TUS TAREAS.
A. En el fragmento sobre la seguridad española, ¿mediante qué pactos quedó vinculada la seguridad de España a la de los Estados Unidos?
B. Reproduce literalmente un pasaje del fragmento sobre la seguridad española: empieza en las palabras "Nos guste o" y termina después de "la Unión Europea.".
C. Prosigue el fragmento sobre la seguridad española a partir de su última oración.

FRAGMENTO SELECCIONADO.
↓↓↓

Nos guste o no estamos obligados, por primera vez en décadas, a tomar nuestro destinos en nuestras propias manos.
 
1. España sola
 
España desde la época de Franco ha hecho outsourcing de su seguridad. Carente de una percepción de amenaza externa, la seguridad española se vinculó a la de los Estados Unidos a través de los pactos de 1953 y, años más tarde, una vez consolidada la democracia, a través de las instituciones multilaterales de seguridad y defensa. Primero la OTAN y, luego, a medida que desarrollaba una ambición militar, de la Unión Europea.
 
Es más, nuestro país, carente de un pensamiento estratégico propio, nunca ha sabido o podido desarrollar una estrategia nacional más allá de la política de “estar”. Nuestro diseño histórico se reducía a pertenecer al club, fuera el que fuera, independientemente de saber qué queríamos hacer dentro de ese círculo.
 
Pues bien, esta constante histórica que, como digo, arranca bajo Franco y se consolida en la democracia, ha llegado a su límite. Aquellos en los que confiamos buena parte de nuestro entramado de seguridad, han dejado de ser socios fiables; y las instituciones, como la OTAN, que nos otorgaban mayores y mejores capacidades de defensa gracias al esfuerzo colectivo, se han vuelto progresivamente irrelevantes.
 
En primer lugar, el principal garante de la estabilidad internacional y de nuestra propia seguridad, América, se encuentra inmerso en una fase de profunda introspección que sólo puede tender a agudizarse en los próximos meses de cara a las elecciones presidenciales de 2012 y que muy bien puede acabar en una etapa de recogimiento y distanciamiento del resto del mundo.
 
Es una tendencia que no es nueva para los Estados Unidos, que estaba arrumbada desde hace muchos años, pero que ha emergido con fuerza bajo la presidencia de Barack H. Obama. El sucesor de George W. Bush es una persona prisionera de su agenda doméstica, poco interesado en los asuntos internacionales y que, cuando se ve forzado a hacer cara a los problemas externos, lo hace con la actitud de alguien que no cree en sus propias fuerzas. Pese haber llegado a la Casa Blanca con el lema de “Yes, we can”, hoy por hoy se ha convertido en el presidente del “No, we can’t”. Un ejemplo reciente: en su discurso para explicar la extraña participación de su país en la campaña de bombardeos contra el coronel Gaddafi, Obama apeló a la buena voluntad de todos para salvar a Libia de un baño de sangre, pero justificó que Estados Unidos no se involucraría en un cambio de régimen, no porque lo considerara una injerencia inadmisible, no porque hubiera repudiado la política de su antecesor en el cargo, no porque hubiera denunciado en su día las acciones preventivas. No, nada de eso salió de su boca. Lo que dijo literalmente fue que “América no se lo puede permitir”.[2] Ante un a audiencia de militares, no apeló al sacrificio humano, al riesgo y al valor, no. Se refirió exclusivamente a que Libia era una intervención que no estaba dispuesto a pagar porque no le salían las cuentas.

↑↑↑

Anotaciones de elementos de diseño:
↓↓↓

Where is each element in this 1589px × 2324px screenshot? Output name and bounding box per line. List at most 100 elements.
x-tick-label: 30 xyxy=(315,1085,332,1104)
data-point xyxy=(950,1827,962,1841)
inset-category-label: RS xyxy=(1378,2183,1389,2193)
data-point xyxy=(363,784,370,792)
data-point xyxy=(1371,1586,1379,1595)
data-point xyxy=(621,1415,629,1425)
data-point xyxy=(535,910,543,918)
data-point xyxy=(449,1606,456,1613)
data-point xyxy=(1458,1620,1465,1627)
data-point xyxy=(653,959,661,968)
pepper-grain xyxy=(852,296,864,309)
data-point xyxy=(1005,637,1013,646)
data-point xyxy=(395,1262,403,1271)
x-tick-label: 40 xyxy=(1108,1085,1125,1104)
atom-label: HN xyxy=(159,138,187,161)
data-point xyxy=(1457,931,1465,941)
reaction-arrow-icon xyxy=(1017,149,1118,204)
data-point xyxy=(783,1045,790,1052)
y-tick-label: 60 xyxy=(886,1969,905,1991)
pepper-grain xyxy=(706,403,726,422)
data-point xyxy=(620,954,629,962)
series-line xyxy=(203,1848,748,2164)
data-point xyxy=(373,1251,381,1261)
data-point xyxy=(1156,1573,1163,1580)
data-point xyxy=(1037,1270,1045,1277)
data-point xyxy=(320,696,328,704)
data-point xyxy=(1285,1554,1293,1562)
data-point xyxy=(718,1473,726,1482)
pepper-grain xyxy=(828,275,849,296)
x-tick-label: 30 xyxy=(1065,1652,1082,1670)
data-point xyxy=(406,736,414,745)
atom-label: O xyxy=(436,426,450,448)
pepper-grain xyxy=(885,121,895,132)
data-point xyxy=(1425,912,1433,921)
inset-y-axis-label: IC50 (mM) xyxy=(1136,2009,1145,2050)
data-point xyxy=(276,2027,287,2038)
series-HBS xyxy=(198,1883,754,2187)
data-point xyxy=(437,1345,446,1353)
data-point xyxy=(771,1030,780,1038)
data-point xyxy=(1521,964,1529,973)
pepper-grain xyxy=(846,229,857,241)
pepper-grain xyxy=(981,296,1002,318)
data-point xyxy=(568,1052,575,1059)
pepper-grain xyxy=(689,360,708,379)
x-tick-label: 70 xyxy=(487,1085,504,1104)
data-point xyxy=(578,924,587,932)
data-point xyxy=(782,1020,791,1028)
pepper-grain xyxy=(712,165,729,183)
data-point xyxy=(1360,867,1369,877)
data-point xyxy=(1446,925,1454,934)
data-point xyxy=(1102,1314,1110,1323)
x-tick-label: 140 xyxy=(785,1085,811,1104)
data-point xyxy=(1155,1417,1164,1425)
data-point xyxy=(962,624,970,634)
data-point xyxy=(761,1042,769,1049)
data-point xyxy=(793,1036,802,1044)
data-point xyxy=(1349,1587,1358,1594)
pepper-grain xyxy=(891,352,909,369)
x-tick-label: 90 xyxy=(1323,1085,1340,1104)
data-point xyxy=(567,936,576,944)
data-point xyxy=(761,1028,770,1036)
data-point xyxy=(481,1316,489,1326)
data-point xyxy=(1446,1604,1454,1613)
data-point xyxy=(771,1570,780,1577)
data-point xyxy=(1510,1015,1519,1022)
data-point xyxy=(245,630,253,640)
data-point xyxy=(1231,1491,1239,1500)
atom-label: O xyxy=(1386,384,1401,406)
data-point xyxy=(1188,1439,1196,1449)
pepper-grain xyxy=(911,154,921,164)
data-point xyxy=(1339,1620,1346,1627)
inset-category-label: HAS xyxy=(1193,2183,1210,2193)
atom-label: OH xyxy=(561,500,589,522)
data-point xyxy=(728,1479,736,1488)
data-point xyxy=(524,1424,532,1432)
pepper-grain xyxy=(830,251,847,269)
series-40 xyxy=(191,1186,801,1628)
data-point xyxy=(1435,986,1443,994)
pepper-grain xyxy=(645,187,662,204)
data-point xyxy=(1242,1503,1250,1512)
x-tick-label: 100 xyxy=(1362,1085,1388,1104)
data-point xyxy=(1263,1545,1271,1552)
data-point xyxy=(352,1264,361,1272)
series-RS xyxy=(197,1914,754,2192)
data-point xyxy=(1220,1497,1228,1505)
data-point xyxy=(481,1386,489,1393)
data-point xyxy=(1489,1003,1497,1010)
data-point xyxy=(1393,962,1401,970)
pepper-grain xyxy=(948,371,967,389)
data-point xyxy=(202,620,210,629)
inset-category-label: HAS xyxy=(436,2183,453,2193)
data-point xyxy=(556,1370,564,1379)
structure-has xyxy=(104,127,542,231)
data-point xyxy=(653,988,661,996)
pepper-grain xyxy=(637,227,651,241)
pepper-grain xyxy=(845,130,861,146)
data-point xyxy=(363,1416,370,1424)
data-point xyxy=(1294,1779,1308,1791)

↑↑↑

RESPUESTAS POR TAREA.
A. Mediante los pactos de 1953.

B.
Nos guste o no estamos obligados, por primera vez en décadas, a tomar nuestro destinos en nuestras propias manos.
 
1. España sola
 
España desde la época de Franco ha hecho outsourcing de su seguridad. Carente de una percepción de amenaza externa, la seguridad española se vinculó a la de los Estados Unidos a través de los pactos de 1953 y, años más tarde, una vez consolidada la democracia, a través de las instituciones multilaterales de seguridad y defensa. Primero la OTAN y, luego, a medida que desarrollaba una ambición militar, de la Unión Europea.

C.
 
Obama es, sin lugar a duda, un presidente que ha hecho suyo el declive americano. Puede incluso que ideológicamente esté más satisfecho como comandante en jefe de una superdeudencia que de una superpotencia. Pero no nos llevemos a engaño. Obama sólo es un elemento acelerados de una tendencia mucho más profunda. Por ejemplo, en los dos debates entre los candidatos republicanos mantenidos hasta la fecha, el último el pasado 12 de septiembre, los asuntos internacionales brillaron por su ausencia. Aún peor, los partidarios de la línea del Tea Party se mostraron entusiasta con los drásticos recortes en el presupuesto de defensa propuestos por Obama, porque prefieren gastar menos en compromisos militares y aventuras externas a tener que subir impuestos.[3]
 
Nos guste o no América se encuentra psicológicamente exhausta tras librar dos guerras simultáneamente, Irak y Afganistán y no haber vencido decisivamente en ninguna; se encuentra fatigada de una guerra contra el terrorismo que ni siquiera con la eliminación de Osama Bin Laden parece estar cerca de acabarse; y está angustiada por una situación económica depresiva de la que no se ve final.
 
En palabras del profesor de la John Hopkins University Michael Mandelbaum, América está condenada en el corto y medio plazo a ser una “superpotencia frugal”. Para él, a diferencia de lo que decía Paul Kennedy a finales de los ochenta -que América iría a la ruina presa de sus aventuras militares en el extranjero- América se verá forzada a reducir su liderazgo en el mundo no por el coste de sus guerras, relativamente bajo en términos históricos, sino por la acumulación de su deuda nacional y por el creciente coste de las partidas presupuestarias destinadas a los programas de seguridad social y sanidad, eso que se conoce en los Estados Unidos como entitlements. Según Mandelbaum: Obligaciones domésticas exorbitantes reducirán la política exterior de América a partir de la segunda década de este siglo. Como los Estados Unidos tendrán que gastar mucho más de lo que han venido haciendo en sus obligaciones en casa- sobre todo por el cuidado de sus mayores- podrá gastar menos que en el pasado en politica exterior. Y como gastará menos, podrá hacer también menos.[4]
 
El hecho de que el mismo Mandelbaum escribiera hace tan sólo unos pocos años una defensa ardiente del papel de América en el mundo,
[5] pone de relieve lo acelerado que puede ser el cambio de status de una nación.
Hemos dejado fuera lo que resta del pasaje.